• Instructions to follow: Each line below must be set down exactly; omit any image you find.

• Records supplied:
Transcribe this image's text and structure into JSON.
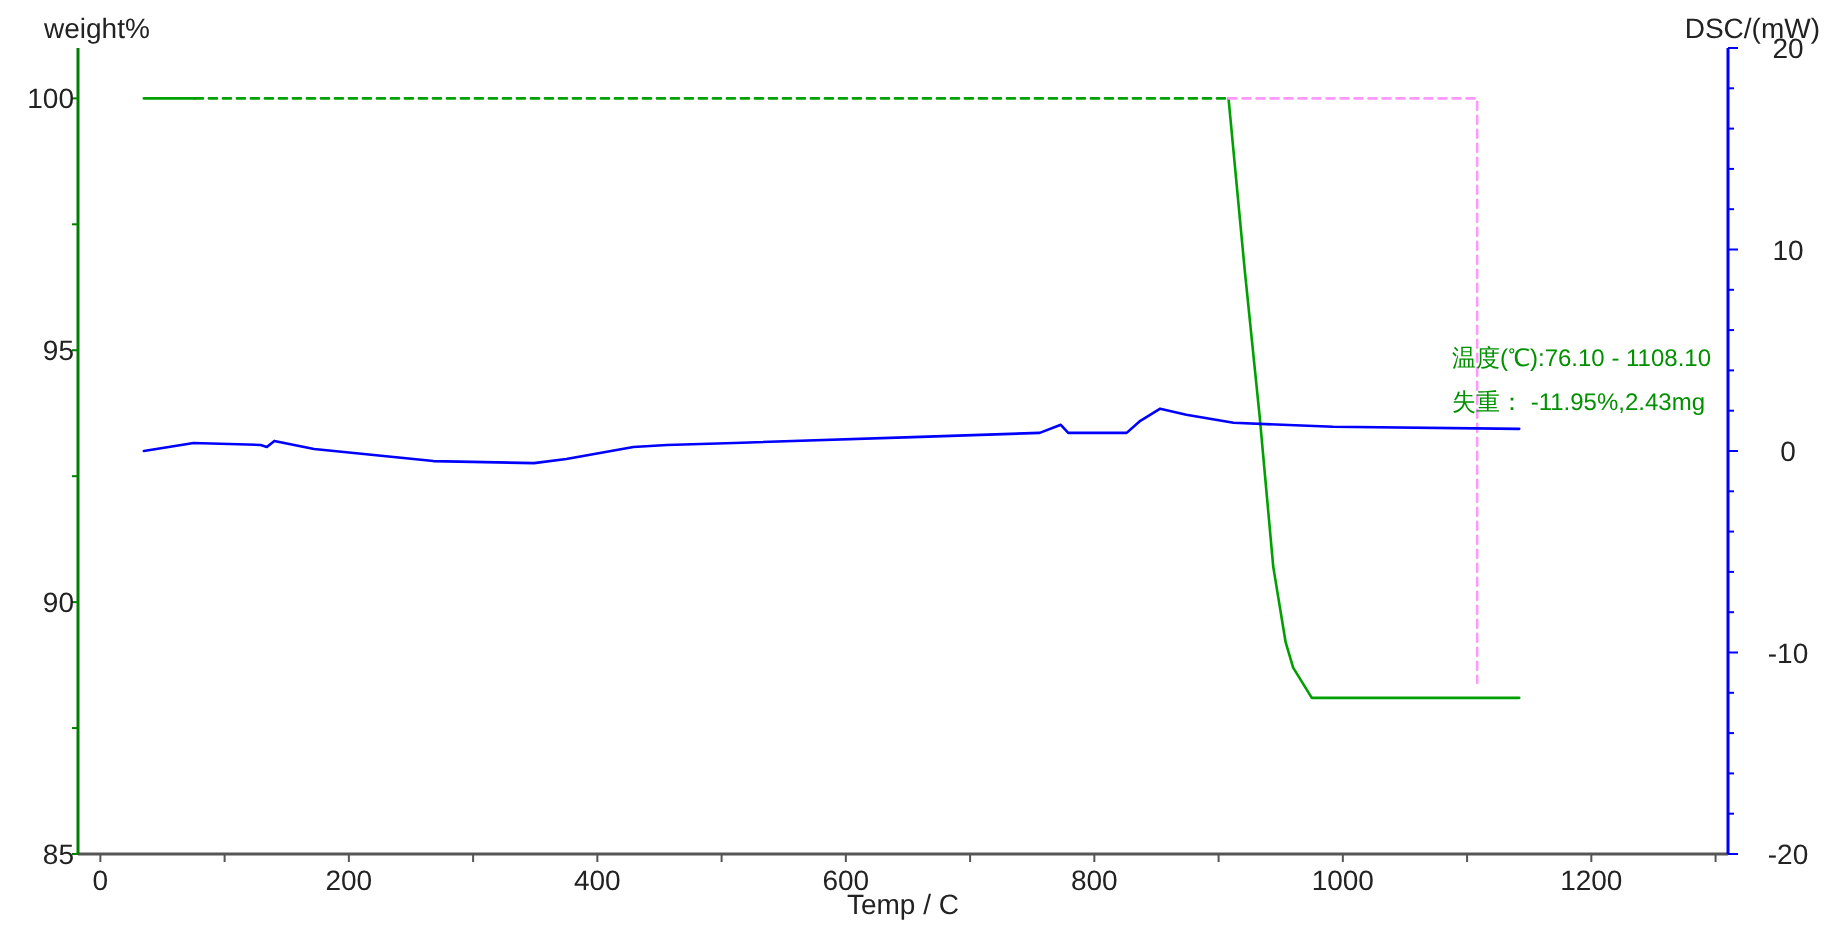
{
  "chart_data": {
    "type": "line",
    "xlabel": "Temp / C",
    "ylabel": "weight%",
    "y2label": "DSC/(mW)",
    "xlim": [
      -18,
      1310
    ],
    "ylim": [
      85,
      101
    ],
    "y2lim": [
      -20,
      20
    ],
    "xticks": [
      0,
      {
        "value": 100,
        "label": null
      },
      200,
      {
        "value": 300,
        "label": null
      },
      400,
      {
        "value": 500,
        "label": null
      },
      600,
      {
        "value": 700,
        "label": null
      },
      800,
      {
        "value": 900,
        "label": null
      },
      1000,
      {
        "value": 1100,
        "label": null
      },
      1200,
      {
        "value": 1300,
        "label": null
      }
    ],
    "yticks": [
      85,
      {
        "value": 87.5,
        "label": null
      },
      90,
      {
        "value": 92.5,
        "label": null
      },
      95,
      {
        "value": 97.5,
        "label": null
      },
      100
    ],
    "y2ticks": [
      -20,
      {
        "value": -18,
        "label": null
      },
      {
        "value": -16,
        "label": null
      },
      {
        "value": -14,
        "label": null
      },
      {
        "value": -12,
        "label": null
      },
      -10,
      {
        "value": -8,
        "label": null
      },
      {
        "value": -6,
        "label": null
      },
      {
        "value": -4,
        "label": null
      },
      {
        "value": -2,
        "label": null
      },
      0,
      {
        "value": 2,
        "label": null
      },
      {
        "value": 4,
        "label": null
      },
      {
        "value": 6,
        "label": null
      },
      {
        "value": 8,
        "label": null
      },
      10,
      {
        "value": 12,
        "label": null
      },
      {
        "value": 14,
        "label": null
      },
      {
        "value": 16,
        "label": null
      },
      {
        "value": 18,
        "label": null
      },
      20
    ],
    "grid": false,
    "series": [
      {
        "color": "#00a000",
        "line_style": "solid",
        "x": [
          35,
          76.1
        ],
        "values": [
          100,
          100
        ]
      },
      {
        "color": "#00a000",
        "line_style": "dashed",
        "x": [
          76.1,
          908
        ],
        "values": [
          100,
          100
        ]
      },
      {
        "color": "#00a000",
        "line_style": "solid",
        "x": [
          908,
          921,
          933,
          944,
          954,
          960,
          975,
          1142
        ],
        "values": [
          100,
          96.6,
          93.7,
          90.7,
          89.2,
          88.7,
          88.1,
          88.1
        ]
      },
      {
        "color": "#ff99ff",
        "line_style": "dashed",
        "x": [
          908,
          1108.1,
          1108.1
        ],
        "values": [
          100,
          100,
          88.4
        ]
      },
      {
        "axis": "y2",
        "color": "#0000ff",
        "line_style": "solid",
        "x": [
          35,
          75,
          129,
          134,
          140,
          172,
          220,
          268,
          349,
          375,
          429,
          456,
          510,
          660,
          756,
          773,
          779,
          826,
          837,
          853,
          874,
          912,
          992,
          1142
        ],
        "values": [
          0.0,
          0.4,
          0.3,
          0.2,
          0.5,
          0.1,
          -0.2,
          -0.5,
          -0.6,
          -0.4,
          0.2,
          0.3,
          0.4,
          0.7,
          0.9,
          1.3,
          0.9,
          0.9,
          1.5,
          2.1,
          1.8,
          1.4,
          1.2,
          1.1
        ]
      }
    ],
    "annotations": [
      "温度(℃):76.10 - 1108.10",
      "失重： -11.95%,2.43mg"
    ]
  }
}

• Task solution:
Transcribe this image's text and structure into JSON.
{
  "chart_data": {
    "type": "line",
    "xlabel": "Temp / C",
    "ylabel": "weight%",
    "y2label": "DSC/(mW)",
    "xlim": [
      -18,
      1310
    ],
    "ylim": [
      85,
      101
    ],
    "y2lim": [
      -20,
      20
    ],
    "xticks": [
      0,
      {
        "value": 100,
        "label": null
      },
      200,
      {
        "value": 300,
        "label": null
      },
      400,
      {
        "value": 500,
        "label": null
      },
      600,
      {
        "value": 700,
        "label": null
      },
      800,
      {
        "value": 900,
        "label": null
      },
      1000,
      {
        "value": 1100,
        "label": null
      },
      1200,
      {
        "value": 1300,
        "label": null
      }
    ],
    "yticks": [
      85,
      {
        "value": 87.5,
        "label": null
      },
      90,
      {
        "value": 92.5,
        "label": null
      },
      95,
      {
        "value": 97.5,
        "label": null
      },
      100
    ],
    "y2ticks": [
      -20,
      {
        "value": -18,
        "label": null
      },
      {
        "value": -16,
        "label": null
      },
      {
        "value": -14,
        "label": null
      },
      {
        "value": -12,
        "label": null
      },
      -10,
      {
        "value": -8,
        "label": null
      },
      {
        "value": -6,
        "label": null
      },
      {
        "value": -4,
        "label": null
      },
      {
        "value": -2,
        "label": null
      },
      0,
      {
        "value": 2,
        "label": null
      },
      {
        "value": 4,
        "label": null
      },
      {
        "value": 6,
        "label": null
      },
      {
        "value": 8,
        "label": null
      },
      10,
      {
        "value": 12,
        "label": null
      },
      {
        "value": 14,
        "label": null
      },
      {
        "value": 16,
        "label": null
      },
      {
        "value": 18,
        "label": null
      },
      20
    ],
    "grid": false,
    "series": [
      {
        "color": "#00a000",
        "line_style": "solid",
        "x": [
          35,
          76.1
        ],
        "values": [
          100,
          100
        ]
      },
      {
        "color": "#00a000",
        "line_style": "dashed",
        "x": [
          76.1,
          908
        ],
        "values": [
          100,
          100
        ]
      },
      {
        "color": "#00a000",
        "line_style": "solid",
        "x": [
          908,
          921,
          933,
          944,
          954,
          960,
          975,
          1142
        ],
        "values": [
          100,
          96.6,
          93.7,
          90.7,
          89.2,
          88.7,
          88.1,
          88.1
        ]
      },
      {
        "color": "#ff99ff",
        "line_style": "dashed",
        "x": [
          908,
          1108.1,
          1108.1
        ],
        "values": [
          100,
          100,
          88.4
        ]
      },
      {
        "axis": "y2",
        "color": "#0000ff",
        "line_style": "solid",
        "x": [
          35,
          75,
          129,
          134,
          140,
          172,
          220,
          268,
          349,
          375,
          429,
          456,
          510,
          660,
          756,
          773,
          779,
          826,
          837,
          853,
          874,
          912,
          992,
          1142
        ],
        "values": [
          0.0,
          0.4,
          0.3,
          0.2,
          0.5,
          0.1,
          -0.2,
          -0.5,
          -0.6,
          -0.4,
          0.2,
          0.3,
          0.4,
          0.7,
          0.9,
          1.3,
          0.9,
          0.9,
          1.5,
          2.1,
          1.8,
          1.4,
          1.2,
          1.1
        ]
      }
    ],
    "annotations": [
      "温度(℃):76.10 - 1108.10",
      "失重： -11.95%,2.43mg"
    ]
  }
}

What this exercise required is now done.